──────── Input data

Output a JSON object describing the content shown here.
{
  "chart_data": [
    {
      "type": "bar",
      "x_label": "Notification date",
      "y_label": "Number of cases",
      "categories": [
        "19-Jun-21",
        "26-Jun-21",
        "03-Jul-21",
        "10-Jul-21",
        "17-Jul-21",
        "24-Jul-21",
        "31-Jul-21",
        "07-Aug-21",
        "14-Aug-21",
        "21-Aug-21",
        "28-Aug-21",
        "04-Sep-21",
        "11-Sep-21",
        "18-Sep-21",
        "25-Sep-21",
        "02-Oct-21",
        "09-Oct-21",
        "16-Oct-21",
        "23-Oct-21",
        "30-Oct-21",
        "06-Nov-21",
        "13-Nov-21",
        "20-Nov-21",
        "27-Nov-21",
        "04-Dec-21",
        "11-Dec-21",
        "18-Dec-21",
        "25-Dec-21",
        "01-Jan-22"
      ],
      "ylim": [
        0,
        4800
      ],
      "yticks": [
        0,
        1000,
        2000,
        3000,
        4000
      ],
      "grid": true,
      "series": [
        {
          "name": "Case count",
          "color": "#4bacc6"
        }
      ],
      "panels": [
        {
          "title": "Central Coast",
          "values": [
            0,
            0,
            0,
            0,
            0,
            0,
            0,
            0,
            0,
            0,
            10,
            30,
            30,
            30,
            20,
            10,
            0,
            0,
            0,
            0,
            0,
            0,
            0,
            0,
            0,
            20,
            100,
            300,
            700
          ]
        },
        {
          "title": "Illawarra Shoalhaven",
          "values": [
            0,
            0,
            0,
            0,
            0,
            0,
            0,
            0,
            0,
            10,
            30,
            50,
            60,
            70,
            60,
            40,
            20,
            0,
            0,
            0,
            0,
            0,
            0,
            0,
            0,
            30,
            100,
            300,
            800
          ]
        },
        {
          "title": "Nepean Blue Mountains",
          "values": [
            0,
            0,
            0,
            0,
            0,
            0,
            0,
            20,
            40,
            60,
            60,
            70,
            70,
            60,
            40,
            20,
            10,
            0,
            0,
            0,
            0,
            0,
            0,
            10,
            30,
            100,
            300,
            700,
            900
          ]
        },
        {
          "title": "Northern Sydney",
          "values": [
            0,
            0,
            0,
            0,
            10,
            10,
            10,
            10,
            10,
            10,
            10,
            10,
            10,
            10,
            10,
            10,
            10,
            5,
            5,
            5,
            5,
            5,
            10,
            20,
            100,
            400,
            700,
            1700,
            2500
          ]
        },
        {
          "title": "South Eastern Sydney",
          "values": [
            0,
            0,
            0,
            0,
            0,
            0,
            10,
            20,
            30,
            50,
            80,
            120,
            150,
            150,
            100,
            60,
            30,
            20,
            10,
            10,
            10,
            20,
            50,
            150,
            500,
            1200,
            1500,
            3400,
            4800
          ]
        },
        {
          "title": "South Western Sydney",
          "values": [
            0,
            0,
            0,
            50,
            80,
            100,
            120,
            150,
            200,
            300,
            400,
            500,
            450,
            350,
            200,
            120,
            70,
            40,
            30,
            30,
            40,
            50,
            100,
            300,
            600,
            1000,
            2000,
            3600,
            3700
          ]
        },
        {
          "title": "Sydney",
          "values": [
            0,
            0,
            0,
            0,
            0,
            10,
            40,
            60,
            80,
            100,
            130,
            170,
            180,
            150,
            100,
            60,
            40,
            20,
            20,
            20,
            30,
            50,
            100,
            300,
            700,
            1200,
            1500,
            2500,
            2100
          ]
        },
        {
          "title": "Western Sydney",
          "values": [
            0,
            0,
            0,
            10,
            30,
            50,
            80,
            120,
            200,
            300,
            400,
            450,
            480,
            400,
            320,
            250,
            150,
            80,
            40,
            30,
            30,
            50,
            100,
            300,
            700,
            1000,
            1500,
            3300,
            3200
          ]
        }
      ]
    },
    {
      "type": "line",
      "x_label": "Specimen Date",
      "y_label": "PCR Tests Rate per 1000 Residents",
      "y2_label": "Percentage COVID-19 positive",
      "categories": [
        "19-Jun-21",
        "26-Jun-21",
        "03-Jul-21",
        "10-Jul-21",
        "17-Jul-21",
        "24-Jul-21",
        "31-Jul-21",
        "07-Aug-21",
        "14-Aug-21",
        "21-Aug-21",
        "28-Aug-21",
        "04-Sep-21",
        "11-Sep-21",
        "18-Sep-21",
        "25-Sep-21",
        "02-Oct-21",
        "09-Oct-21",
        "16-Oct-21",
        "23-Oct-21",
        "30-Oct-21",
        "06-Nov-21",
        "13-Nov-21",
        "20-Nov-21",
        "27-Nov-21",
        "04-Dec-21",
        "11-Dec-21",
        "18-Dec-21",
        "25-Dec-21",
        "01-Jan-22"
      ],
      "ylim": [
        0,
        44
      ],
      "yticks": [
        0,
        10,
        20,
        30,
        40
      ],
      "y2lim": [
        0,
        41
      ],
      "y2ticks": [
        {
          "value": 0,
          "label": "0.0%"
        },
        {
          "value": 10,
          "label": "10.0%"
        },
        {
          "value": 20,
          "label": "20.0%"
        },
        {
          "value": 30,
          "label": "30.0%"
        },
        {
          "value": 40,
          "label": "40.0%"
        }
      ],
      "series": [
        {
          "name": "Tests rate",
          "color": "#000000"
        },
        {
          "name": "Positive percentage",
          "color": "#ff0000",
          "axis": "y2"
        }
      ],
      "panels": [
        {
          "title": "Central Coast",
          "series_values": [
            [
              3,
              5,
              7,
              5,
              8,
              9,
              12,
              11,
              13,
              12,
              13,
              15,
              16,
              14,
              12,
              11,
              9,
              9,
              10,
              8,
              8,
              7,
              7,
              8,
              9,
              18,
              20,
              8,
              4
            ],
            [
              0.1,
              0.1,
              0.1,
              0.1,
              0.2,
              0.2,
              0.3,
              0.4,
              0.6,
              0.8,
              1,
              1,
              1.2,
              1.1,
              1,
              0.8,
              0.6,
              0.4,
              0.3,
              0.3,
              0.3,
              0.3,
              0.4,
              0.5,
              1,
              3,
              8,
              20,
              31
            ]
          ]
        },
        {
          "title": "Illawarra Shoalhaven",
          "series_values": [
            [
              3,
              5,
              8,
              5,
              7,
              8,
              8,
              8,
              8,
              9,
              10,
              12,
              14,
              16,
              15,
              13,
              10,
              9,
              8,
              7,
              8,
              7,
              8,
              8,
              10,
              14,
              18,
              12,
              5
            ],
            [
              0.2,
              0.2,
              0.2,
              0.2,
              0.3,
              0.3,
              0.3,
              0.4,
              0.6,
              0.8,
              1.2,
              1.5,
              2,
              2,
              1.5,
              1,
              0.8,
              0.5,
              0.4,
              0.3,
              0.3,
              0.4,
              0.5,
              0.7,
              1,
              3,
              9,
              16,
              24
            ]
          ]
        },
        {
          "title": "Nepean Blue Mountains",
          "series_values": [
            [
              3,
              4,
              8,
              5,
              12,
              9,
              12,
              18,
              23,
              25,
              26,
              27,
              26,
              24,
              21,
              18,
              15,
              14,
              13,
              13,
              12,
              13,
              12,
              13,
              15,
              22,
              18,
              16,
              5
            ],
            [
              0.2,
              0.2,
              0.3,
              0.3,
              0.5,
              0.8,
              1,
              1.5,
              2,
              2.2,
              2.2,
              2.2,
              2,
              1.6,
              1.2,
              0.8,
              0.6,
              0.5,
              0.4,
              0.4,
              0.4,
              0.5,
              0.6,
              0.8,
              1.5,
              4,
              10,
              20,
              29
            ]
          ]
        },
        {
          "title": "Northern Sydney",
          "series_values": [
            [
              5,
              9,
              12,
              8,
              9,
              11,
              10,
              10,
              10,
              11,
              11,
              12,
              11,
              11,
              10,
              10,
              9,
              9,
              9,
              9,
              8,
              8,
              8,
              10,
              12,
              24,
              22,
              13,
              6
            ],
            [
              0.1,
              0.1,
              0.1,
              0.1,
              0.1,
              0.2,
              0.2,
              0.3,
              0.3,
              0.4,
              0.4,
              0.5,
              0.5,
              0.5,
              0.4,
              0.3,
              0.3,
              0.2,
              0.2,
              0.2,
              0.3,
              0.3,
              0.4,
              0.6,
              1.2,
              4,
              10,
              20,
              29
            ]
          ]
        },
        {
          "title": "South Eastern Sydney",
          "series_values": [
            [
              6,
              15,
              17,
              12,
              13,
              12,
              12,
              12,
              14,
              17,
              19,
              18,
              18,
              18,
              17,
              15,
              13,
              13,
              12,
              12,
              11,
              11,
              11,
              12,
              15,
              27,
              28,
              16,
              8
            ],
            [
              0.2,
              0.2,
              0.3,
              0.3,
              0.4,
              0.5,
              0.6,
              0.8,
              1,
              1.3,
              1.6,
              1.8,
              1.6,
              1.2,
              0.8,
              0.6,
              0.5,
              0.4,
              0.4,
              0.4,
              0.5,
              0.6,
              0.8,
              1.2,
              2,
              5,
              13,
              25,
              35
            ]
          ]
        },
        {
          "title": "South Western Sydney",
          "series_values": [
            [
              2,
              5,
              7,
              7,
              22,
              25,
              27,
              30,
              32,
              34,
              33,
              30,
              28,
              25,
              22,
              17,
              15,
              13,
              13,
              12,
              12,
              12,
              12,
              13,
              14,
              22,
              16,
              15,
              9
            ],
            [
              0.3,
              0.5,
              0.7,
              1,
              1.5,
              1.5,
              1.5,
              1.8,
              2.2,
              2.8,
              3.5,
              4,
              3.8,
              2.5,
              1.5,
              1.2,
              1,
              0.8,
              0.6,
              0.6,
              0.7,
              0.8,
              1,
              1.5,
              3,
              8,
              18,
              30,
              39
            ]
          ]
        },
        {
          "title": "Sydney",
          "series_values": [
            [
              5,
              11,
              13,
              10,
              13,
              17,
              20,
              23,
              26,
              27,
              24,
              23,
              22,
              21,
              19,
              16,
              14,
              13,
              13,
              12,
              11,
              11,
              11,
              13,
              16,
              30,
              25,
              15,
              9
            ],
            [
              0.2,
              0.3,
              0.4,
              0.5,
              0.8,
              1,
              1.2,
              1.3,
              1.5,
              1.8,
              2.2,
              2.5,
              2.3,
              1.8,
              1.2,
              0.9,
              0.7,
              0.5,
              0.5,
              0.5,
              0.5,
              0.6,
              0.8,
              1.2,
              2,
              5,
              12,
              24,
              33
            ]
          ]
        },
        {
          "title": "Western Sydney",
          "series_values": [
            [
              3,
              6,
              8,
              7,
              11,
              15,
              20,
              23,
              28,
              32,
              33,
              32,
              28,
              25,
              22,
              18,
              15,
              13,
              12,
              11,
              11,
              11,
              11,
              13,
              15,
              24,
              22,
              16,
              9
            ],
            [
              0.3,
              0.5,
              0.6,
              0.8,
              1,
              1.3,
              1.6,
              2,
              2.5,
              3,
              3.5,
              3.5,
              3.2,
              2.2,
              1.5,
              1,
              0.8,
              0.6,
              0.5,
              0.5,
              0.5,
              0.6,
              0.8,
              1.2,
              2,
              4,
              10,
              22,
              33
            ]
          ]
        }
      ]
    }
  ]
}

────────────────

▸ Brief
Find the lines above holding the word "name" and show them.

▸ Written solution
          "name": "Case count",
          "name": "Tests rate",
          "name": "Positive percentage",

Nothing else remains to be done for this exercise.